• _DOCUMENT SECTION_

━━━━━━

Q. When did he do that?
A. Maybe before sentencing.
Q. And what did you and he discuss when you -- when he told you what he thought?
A. He said -- he still said that my appeal would probably be frivolous, but if he wanted - I wanted to appeal, he would.
D.E. 456 at 12. Thus, McCormick concedes this point through his own testimony, and, because he carries the burden in proving his grounds for relief, denial of Ground One on this independent basis is appropriate. See Johnson, 364 Fed.Appx. at 975 (stating “If counsel has consulted with his client, then counsel cannot be found to have acted unreasonably unless he ignored his client's express wishes.”).

However, Roberts testified that he did not discuss what the strengths and weaknesses of the case and potential appeal were with McCormick:

Q. Prior to sentencing at any time in this case did you tell him what the strengths or the weaknesses of an argument were, what the strengths and weaknesses of his appeal were, or what the risks and benefits of an appeal were at any point in time?
A. No. Because again, I did not have the information in order to say that the government failed to do this, failed to do that. And then again, after we had the sitdown downstairs, it came to light that the government was accurate in everything that they proposed.

━━━━━━

• _ENTRIES PROVIDED_
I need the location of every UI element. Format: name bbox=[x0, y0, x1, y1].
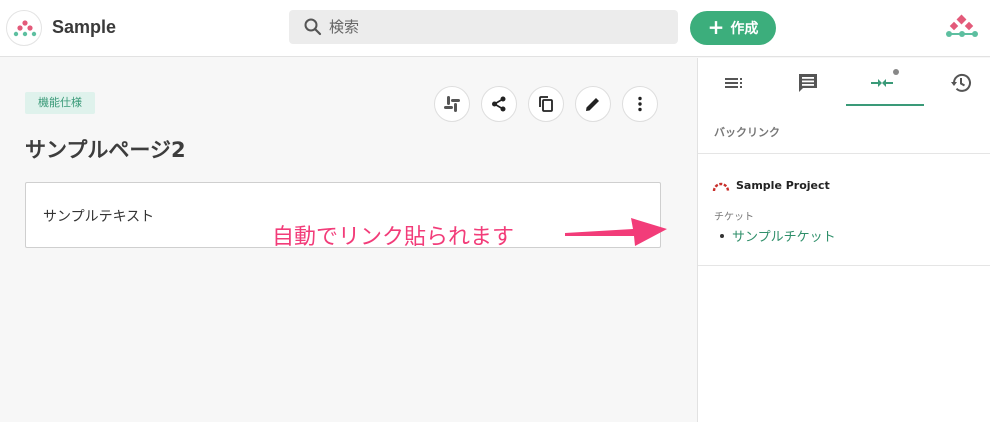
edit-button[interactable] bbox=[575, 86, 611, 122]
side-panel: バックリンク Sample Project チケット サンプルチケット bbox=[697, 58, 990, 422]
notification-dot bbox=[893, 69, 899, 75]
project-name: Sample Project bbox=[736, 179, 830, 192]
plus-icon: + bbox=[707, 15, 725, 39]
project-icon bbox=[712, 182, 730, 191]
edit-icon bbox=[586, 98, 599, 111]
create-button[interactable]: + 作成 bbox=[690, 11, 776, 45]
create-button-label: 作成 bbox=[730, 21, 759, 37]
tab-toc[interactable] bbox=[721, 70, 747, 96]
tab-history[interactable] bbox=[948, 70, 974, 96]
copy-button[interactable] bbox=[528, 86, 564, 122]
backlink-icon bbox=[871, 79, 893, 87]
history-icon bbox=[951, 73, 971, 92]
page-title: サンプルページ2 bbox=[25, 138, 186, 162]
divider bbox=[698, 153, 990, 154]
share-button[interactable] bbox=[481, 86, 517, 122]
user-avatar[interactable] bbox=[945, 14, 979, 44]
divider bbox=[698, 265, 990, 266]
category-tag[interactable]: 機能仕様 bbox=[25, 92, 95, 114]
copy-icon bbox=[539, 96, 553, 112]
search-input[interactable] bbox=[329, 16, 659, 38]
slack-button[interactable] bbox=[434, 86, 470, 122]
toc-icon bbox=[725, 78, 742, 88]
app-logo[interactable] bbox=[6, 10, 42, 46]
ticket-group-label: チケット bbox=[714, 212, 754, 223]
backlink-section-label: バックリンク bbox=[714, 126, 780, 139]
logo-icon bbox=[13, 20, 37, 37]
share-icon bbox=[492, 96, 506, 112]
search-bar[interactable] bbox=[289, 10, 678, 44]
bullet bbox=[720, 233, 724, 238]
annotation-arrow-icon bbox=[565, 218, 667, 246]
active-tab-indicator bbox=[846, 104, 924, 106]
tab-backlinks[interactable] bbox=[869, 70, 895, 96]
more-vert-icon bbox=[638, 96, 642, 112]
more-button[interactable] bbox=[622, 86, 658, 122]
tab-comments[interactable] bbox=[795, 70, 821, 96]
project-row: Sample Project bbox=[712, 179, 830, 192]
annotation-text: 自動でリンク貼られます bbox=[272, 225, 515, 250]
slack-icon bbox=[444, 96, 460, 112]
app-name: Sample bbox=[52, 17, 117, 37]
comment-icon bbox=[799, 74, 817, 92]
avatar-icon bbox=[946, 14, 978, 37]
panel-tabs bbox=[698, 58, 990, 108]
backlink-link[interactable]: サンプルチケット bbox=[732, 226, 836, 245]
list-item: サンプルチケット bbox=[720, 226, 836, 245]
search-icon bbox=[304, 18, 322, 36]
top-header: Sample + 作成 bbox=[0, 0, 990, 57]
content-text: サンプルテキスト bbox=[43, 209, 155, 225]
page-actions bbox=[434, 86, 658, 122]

━━━━━━

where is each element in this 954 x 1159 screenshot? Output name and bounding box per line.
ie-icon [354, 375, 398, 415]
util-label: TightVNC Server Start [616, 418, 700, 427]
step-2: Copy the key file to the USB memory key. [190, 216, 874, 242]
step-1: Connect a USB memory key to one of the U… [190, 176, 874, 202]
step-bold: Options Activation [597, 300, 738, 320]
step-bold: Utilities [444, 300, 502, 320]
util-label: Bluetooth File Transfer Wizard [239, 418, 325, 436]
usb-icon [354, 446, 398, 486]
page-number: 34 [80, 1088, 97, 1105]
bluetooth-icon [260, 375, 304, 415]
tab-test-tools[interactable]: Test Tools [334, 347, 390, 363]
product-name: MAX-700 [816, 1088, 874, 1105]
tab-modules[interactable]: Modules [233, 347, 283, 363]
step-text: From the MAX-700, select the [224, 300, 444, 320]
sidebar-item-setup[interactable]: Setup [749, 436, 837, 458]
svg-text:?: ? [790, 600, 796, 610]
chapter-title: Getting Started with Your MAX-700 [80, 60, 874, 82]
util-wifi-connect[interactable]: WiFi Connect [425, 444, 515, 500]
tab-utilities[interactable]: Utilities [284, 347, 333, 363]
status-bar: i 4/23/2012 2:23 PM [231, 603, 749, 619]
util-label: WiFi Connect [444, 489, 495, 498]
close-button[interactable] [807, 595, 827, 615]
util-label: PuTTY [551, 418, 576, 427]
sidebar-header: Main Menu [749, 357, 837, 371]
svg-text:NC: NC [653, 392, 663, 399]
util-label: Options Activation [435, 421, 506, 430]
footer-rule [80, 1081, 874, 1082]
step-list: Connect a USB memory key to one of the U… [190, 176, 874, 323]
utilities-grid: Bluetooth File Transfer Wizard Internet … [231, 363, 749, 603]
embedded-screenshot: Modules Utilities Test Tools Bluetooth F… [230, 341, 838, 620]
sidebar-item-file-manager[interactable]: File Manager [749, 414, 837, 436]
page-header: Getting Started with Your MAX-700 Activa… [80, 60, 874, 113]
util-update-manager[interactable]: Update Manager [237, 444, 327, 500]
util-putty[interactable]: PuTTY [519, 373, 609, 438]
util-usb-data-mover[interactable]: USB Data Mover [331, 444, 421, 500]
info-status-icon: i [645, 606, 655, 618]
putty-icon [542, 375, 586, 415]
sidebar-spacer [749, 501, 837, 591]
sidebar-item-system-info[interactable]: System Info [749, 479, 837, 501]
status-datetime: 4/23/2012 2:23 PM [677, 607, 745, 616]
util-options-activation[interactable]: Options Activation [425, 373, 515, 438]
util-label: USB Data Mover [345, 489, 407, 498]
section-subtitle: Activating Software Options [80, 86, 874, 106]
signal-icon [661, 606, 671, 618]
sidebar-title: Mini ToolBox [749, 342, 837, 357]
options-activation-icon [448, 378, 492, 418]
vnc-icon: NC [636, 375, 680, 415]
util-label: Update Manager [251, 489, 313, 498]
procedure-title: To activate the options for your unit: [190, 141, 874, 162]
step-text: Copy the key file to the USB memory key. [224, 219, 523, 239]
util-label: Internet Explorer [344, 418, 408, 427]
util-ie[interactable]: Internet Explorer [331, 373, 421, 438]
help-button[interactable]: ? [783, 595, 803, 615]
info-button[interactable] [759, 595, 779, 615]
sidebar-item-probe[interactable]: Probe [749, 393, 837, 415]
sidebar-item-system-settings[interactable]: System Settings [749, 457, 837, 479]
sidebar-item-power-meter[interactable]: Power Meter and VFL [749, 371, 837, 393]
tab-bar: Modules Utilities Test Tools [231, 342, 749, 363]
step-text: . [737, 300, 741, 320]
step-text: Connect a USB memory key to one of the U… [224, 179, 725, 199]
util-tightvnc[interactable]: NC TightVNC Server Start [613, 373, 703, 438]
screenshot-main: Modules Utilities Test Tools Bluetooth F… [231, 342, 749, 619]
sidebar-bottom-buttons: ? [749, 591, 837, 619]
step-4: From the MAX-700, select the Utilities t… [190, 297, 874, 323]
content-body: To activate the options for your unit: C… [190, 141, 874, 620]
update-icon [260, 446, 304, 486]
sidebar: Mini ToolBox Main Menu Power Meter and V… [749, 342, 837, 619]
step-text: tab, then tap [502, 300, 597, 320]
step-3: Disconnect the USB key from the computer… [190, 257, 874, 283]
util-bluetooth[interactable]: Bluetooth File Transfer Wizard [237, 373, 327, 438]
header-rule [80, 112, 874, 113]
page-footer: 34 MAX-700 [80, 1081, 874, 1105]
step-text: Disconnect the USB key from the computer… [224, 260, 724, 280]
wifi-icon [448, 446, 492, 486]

━━━━━━

• _EXERCISE TASK 1_
Repeat verbatim the portion of the court opinion excerpt from "D.E. 456 at" up to and including "point in time?".
• _EXERCISE TASK 2_
Answer these from the court opinion excerpt:
(a) When did the witness say the discussion about appealing may have happened?
(b) Which ground does the opinion say should be denied on an independent basis?
(c) What reason did Roberts give for not discussing the strengths and weaknesses of an appeal with McCormick?
• _EXERCISE TASK 3_
Resume the court opinion excerpt about McCormick's appeal, continuing from its last sentence.

• _RIGHT ANSWER 1_
D.E. 456 at 12. Thus, McCormick concedes this point through his own testimony, and, because he carries the burden in proving his grounds for relief, denial of Ground One on this independent basis is appropriate. See Johnson, 364 Fed.Appx. at 975 (stating “If counsel has consulted with his client, then counsel cannot be found to have acted unreasonably unless he ignored his client's express wishes.”).

However, Roberts testified that he did not discuss what the strengths and weaknesses of the case and potential appeal were with McCormick:

Q. Prior to sentencing at any time in this case did you tell him what the strengths or the weaknesses of an argument were, what the strengths and weaknesses of his appeal were, or what the risks and benefits of an appeal were at any point in time?

• _RIGHT ANSWER 2_
(a) Maybe before sentencing.
(b) Ground One.
(c) He did not have the information to say that the government had failed to do something.

• _RIGHT ANSWER 3_
Id. at 76. In any event, even if Roberts is correct that he did not consult with McCormick about an appeal, this does not end the inquiry. Instead, when counsel fails to consult with his client, the Court must analyze whether the failure was objectively unreasonable by determining whether “(1) a rational defendant would want to appeal (for example, because there are nonfrivolous grounds for appeal), or (2) this particular defendant reasonably demonstrated to counsel that he was interested in appealing.” Johnson, 364 Fed.Appx. at 975 (quoting Flores-Ortega, 528 U.S. at 480). In making this determination, the Court “must consider all the information counsel knew or should have known.” Id. (quoting Flores-Ortega, 528 U.S. at 480). Factors for consideration include “whether the conviction follows a trial or guilty plea, both because a guilty plea reduces the scope of potentially appealable issues and because such a plea may indicate that the defendant seeks an end to the judicial proceedings.” Flores-Ortega, 528 U.S. at 480. The Court must also consider “whether the defendant received the sentence bargained for as part of the plea and whether the plea expressly reserved or waived some or all appeal rights.” Id.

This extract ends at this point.